> **WRITTEN TASK**
All entries should be output exactly as they stand.

> **EXERCISE MATERIAL**
»»
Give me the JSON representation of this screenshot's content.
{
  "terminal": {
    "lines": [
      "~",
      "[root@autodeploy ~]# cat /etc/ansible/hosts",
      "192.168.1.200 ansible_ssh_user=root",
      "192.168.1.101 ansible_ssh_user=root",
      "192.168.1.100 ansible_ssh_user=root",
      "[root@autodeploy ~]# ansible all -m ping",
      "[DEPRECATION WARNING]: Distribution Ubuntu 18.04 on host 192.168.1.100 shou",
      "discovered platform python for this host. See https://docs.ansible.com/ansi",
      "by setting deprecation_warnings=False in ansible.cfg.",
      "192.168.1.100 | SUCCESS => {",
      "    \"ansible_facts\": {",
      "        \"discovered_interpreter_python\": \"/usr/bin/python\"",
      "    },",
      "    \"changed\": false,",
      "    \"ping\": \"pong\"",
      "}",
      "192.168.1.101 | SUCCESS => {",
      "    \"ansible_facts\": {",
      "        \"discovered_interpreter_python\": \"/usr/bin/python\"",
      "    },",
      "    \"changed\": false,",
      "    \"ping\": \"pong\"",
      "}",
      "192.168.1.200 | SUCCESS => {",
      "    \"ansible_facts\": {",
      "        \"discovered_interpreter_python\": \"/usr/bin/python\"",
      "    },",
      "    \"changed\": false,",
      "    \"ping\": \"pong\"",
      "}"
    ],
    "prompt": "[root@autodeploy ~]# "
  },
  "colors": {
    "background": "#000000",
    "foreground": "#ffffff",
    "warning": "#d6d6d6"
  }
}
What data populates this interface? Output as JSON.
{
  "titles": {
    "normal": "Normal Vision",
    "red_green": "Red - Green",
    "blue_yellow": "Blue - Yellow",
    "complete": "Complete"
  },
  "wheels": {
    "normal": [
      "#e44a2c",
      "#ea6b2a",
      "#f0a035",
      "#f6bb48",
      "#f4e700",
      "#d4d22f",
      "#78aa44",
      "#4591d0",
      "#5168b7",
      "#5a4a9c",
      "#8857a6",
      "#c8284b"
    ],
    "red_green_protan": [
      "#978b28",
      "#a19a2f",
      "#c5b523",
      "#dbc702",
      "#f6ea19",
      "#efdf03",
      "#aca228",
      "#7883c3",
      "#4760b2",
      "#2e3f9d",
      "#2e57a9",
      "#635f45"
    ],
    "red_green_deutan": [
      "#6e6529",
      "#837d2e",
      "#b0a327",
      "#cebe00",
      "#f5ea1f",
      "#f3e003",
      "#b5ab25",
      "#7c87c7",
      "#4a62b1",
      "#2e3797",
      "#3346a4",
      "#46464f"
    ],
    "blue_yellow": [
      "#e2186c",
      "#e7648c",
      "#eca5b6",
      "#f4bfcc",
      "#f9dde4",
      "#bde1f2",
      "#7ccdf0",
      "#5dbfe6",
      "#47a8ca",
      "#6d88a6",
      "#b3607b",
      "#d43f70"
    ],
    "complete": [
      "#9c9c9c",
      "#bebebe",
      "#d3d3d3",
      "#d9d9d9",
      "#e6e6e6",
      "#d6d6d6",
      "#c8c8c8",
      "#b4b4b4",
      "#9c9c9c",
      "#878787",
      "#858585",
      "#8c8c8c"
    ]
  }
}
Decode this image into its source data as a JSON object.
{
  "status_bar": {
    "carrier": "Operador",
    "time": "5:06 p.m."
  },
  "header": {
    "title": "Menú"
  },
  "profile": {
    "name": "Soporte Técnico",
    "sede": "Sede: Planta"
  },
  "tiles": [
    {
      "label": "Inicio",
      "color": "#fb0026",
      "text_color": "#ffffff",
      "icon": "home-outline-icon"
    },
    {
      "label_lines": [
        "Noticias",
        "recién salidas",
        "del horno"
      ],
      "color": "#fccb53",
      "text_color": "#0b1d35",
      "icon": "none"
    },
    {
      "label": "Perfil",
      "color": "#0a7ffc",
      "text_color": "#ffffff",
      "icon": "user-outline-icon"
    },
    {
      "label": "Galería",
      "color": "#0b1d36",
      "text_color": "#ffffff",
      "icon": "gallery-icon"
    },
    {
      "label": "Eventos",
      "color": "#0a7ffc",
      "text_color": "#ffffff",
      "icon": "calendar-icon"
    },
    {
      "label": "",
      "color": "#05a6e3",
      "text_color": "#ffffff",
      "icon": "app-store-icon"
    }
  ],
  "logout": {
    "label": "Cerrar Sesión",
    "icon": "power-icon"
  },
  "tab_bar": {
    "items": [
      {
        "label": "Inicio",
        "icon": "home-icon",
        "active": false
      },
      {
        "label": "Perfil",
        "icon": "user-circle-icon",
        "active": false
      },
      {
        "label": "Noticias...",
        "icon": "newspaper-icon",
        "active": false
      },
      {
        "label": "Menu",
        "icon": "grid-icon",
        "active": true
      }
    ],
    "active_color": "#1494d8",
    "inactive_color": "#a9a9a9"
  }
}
««
> **IN RESPONSE**
Give me the JSON representation of this screenshot's content.
{
  "terminal": {
    "lines": [
      "~",
      "[root@autodeploy ~]# cat /etc/ansible/hosts",
      "192.168.1.200 ansible_ssh_user=root",
      "192.168.1.101 ansible_ssh_user=root",
      "192.168.1.100 ansible_ssh_user=root",
      "[root@autodeploy ~]# ansible all -m ping",
      "[DEPRECATION WARNING]: Distribution Ubuntu 18.04 on host 192.168.1.100 shou",
      "discovered platform python for this host. See https://docs.ansible.com/ansi",
      "by setting deprecation_warnings=False in ansible.cfg.",
      "192.168.1.100 | SUCCESS => {",
      "    \"ansible_facts\": {",
      "        \"discovered_interpreter_python\": \"/usr/bin/python\"",
      "    },",
      "    \"changed\": false,",
      "    \"ping\": \"pong\"",
      "}",
      "192.168.1.101 | SUCCESS => {",
      "    \"ansible_facts\": {",
      "        \"discovered_interpreter_python\": \"/usr/bin/python\"",
      "    },",
      "    \"changed\": false,",
      "    \"ping\": \"pong\"",
      "}",
      "192.168.1.200 | SUCCESS => {",
      "    \"ansible_facts\": {",
      "        \"discovered_interpreter_python\": \"/usr/bin/python\"",
      "    },",
      "    \"changed\": false,",
      "    \"ping\": \"pong\"",
      "}"
    ],
    "prompt": "[root@autodeploy ~]# "
  },
  "colors": {
    "background": "#000000",
    "foreground": "#ffffff",
    "warning": "#d6d6d6"
  }
}
What data populates this interface? Output as JSON.
{
  "titles": {
    "normal": "Normal Vision",
    "red_green": "Red - Green",
    "blue_yellow": "Blue - Yellow",
    "complete": "Complete"
  },
  "wheels": {
    "normal": [
      "#e44a2c",
      "#ea6b2a",
      "#f0a035",
      "#f6bb48",
      "#f4e700",
      "#d4d22f",
      "#78aa44",
      "#4591d0",
      "#5168b7",
      "#5a4a9c",
      "#8857a6",
      "#c8284b"
    ],
    "red_green_protan": [
      "#978b28",
      "#a19a2f",
      "#c5b523",
      "#dbc702",
      "#f6ea19",
      "#efdf03",
      "#aca228",
      "#7883c3",
      "#4760b2",
      "#2e3f9d",
      "#2e57a9",
      "#635f45"
    ],
    "red_green_deutan": [
      "#6e6529",
      "#837d2e",
      "#b0a327",
      "#cebe00",
      "#f5ea1f",
      "#f3e003",
      "#b5ab25",
      "#7c87c7",
      "#4a62b1",
      "#2e3797",
      "#3346a4",
      "#46464f"
    ],
    "blue_yellow": [
      "#e2186c",
      "#e7648c",
      "#eca5b6",
      "#f4bfcc",
      "#f9dde4",
      "#bde1f2",
      "#7ccdf0",
      "#5dbfe6",
      "#47a8ca",
      "#6d88a6",
      "#b3607b",
      "#d43f70"
    ],
    "complete": [
      "#9c9c9c",
      "#bebebe",
      "#d3d3d3",
      "#d9d9d9",
      "#e6e6e6",
      "#d6d6d6",
      "#c8c8c8",
      "#b4b4b4",
      "#9c9c9c",
      "#878787",
      "#858585",
      "#8c8c8c"
    ]
  }
}
Decode this image into its source data as a JSON object.
{
  "status_bar": {
    "carrier": "Operador",
    "time": "5:06 p.m."
  },
  "header": {
    "title": "Menú"
  },
  "profile": {
    "name": "Soporte Técnico",
    "sede": "Sede: Planta"
  },
  "tiles": [
    {
      "label": "Inicio",
      "color": "#fb0026",
      "text_color": "#ffffff",
      "icon": "home-outline-icon"
    },
    {
      "label_lines": [
        "Noticias",
        "recién salidas",
        "del horno"
      ],
      "color": "#fccb53",
      "text_color": "#0b1d35",
      "icon": "none"
    },
    {
      "label": "Perfil",
      "color": "#0a7ffc",
      "text_color": "#ffffff",
      "icon": "user-outline-icon"
    },
    {
      "label": "Galería",
      "color": "#0b1d36",
      "text_color": "#ffffff",
      "icon": "gallery-icon"
    },
    {
      "label": "Eventos",
      "color": "#0a7ffc",
      "text_color": "#ffffff",
      "icon": "calendar-icon"
    },
    {
      "label": "",
      "color": "#05a6e3",
      "text_color": "#ffffff",
      "icon": "app-store-icon"
    }
  ],
  "logout": {
    "label": "Cerrar Sesión",
    "icon": "power-icon"
  },
  "tab_bar": {
    "items": [
      {
        "label": "Inicio",
        "icon": "home-icon",
        "active": false
      },
      {
        "label": "Perfil",
        "icon": "user-circle-icon",
        "active": false
      },
      {
        "label": "Noticias...",
        "icon": "newspaper-icon",
        "active": false
      },
      {
        "label": "Menu",
        "icon": "grid-icon",
        "active": true
      }
    ],
    "active_color": "#1494d8",
    "inactive_color": "#a9a9a9"
  }
}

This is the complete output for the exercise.